- **The task**
Select, from the material below, each line with "avatar" in it.
-- Begin Data for the task --
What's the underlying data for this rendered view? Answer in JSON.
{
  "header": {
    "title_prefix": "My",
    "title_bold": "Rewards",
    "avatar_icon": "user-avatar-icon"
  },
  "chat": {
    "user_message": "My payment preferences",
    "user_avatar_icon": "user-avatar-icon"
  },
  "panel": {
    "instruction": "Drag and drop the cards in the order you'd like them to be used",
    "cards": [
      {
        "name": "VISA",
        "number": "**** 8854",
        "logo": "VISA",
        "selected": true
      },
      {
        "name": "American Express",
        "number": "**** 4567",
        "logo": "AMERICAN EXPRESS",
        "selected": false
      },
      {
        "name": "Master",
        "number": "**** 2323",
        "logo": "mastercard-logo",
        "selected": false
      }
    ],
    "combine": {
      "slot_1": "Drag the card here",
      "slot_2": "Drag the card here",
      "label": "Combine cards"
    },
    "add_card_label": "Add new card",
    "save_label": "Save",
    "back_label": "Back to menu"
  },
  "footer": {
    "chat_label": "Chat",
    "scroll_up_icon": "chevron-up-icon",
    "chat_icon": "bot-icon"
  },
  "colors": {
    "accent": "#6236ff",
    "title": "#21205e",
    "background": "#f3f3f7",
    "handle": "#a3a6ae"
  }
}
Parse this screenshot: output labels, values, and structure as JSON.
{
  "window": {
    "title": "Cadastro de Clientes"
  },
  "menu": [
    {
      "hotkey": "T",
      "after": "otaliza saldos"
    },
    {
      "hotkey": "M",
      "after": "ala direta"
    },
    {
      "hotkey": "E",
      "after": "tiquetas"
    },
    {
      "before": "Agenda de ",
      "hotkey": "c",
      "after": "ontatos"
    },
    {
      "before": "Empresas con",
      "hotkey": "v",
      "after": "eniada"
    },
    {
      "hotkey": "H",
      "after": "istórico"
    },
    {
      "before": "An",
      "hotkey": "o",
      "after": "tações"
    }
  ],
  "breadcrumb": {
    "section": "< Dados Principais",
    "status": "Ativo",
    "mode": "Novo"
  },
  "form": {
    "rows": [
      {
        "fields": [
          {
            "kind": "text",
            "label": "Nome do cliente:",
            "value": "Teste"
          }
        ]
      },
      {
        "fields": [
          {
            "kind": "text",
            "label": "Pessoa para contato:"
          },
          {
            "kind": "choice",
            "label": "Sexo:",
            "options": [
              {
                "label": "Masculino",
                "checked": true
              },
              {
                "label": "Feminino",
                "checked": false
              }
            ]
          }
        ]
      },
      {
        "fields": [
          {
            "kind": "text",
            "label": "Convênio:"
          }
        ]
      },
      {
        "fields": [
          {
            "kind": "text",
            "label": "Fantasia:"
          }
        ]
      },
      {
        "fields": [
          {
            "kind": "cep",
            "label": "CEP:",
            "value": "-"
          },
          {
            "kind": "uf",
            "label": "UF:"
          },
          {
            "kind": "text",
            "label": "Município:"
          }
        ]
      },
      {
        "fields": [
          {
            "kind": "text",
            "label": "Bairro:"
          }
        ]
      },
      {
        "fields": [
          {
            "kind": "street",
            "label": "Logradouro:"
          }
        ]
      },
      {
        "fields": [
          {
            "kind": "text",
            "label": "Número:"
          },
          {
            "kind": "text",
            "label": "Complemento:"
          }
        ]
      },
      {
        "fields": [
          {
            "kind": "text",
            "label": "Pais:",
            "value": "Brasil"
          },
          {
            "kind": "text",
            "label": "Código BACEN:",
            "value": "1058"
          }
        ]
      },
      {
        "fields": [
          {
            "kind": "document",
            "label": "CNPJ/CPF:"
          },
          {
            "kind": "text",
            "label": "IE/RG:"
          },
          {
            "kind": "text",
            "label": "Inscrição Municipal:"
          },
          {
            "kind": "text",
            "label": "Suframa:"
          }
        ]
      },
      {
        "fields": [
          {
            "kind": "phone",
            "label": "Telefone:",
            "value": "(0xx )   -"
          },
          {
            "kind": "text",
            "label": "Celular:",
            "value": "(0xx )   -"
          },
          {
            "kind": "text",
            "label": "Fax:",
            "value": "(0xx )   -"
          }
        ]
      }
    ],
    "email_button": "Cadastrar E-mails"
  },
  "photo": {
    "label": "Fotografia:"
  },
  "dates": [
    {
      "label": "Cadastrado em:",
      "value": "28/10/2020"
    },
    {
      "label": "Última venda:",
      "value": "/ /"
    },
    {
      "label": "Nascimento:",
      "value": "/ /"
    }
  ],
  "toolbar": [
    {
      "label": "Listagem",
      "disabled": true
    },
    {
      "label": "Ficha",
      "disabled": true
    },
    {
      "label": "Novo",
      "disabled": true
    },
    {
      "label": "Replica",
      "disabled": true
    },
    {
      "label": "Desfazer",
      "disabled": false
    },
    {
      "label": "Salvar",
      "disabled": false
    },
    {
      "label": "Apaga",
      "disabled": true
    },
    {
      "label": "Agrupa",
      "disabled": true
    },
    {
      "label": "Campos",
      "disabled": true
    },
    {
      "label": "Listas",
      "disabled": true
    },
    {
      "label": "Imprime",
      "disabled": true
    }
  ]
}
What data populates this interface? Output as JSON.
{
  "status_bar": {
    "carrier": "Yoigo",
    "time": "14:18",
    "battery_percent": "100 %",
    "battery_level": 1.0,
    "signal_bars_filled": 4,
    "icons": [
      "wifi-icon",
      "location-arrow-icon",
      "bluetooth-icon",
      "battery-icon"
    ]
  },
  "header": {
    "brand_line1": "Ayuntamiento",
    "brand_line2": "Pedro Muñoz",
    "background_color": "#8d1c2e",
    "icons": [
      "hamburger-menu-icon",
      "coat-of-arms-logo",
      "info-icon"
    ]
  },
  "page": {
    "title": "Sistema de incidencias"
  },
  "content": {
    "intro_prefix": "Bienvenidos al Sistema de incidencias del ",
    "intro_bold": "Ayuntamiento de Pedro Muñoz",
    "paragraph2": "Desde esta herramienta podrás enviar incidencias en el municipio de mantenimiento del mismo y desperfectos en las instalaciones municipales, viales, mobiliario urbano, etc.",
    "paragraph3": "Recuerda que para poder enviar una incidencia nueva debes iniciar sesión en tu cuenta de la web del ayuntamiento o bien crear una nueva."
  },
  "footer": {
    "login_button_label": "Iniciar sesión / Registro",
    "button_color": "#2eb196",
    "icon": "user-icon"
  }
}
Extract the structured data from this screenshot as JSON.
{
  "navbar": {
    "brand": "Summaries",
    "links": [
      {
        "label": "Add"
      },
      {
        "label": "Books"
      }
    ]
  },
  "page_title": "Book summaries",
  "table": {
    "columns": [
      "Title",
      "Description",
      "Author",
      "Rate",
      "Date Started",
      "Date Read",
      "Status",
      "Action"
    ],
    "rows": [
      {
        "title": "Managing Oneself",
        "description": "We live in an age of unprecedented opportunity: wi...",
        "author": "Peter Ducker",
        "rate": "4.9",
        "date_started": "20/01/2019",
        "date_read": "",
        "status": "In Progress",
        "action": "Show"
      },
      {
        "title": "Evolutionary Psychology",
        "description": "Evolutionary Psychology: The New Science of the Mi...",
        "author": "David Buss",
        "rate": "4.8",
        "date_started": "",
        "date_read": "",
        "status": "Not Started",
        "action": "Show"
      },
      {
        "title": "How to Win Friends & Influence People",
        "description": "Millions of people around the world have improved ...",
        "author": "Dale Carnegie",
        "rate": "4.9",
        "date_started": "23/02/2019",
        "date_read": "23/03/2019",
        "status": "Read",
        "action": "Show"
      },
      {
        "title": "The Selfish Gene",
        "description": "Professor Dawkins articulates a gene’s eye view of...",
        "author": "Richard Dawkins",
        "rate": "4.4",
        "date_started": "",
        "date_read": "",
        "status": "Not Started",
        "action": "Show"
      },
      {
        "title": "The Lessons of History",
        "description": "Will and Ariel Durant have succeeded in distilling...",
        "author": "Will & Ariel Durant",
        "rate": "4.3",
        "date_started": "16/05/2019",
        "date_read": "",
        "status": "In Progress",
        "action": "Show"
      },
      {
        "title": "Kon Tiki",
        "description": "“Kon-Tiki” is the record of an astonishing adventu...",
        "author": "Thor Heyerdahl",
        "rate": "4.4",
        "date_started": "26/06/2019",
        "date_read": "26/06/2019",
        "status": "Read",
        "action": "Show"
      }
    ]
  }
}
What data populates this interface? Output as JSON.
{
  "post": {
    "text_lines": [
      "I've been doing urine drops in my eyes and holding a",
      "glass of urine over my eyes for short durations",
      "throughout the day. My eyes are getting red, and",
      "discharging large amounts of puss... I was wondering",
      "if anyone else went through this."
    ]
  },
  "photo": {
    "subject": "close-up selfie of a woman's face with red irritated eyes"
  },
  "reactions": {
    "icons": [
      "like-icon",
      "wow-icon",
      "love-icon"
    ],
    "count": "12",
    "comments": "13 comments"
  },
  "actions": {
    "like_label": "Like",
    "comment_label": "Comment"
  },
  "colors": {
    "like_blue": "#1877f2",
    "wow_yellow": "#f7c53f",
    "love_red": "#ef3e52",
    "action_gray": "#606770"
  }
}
-- End Data for the task --
- **Answer to the exercise**
    "avatar_icon": "user-avatar-icon"
    "user_avatar_icon": "user-avatar-icon"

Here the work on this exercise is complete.